▸ **Task brief**
Using the listing below, extract each line that has the word "Tallinn" in it.

Data items:
■ ■ ■

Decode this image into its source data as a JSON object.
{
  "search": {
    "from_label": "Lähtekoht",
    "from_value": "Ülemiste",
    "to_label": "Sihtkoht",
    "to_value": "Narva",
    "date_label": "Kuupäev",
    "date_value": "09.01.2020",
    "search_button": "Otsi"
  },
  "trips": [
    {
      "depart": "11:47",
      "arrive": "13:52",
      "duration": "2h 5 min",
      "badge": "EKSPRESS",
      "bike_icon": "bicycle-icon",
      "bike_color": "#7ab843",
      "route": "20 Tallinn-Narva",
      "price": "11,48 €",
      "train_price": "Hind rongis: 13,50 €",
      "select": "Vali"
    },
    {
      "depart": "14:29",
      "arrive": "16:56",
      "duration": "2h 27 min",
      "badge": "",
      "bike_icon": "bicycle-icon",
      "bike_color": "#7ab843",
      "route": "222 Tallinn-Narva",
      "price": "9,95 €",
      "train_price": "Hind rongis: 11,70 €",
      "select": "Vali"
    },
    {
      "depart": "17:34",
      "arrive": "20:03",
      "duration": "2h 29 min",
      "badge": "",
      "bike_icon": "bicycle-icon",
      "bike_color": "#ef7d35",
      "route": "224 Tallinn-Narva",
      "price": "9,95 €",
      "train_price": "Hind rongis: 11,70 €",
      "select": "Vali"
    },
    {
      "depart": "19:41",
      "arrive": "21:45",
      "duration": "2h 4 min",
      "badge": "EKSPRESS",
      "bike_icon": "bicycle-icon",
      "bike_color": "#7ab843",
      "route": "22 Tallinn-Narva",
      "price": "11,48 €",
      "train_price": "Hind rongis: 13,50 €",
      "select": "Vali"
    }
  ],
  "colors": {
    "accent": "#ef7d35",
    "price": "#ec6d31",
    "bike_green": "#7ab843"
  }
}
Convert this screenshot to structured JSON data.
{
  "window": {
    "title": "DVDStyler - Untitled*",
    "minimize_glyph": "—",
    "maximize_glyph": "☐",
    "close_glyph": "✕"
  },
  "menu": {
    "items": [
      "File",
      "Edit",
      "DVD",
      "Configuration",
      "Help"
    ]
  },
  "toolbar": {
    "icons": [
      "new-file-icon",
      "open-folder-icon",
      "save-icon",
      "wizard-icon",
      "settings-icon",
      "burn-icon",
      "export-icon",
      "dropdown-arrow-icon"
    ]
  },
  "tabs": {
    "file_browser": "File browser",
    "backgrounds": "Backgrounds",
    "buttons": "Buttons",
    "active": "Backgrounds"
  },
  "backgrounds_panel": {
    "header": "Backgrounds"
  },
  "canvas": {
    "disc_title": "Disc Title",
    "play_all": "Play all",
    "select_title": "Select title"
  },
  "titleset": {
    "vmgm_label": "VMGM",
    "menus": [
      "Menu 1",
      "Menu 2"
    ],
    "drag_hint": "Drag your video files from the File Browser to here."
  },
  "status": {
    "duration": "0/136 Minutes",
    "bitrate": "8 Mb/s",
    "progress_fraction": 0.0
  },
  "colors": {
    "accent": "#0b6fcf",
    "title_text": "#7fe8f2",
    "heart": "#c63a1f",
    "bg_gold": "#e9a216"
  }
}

■ ■ ■

▸ **Final answer**
      "route": "20 Tallinn-Narva",
      "route": "222 Tallinn-Narva",
      "route": "224 Tallinn-Narva",
      "route": "22 Tallinn-Narva",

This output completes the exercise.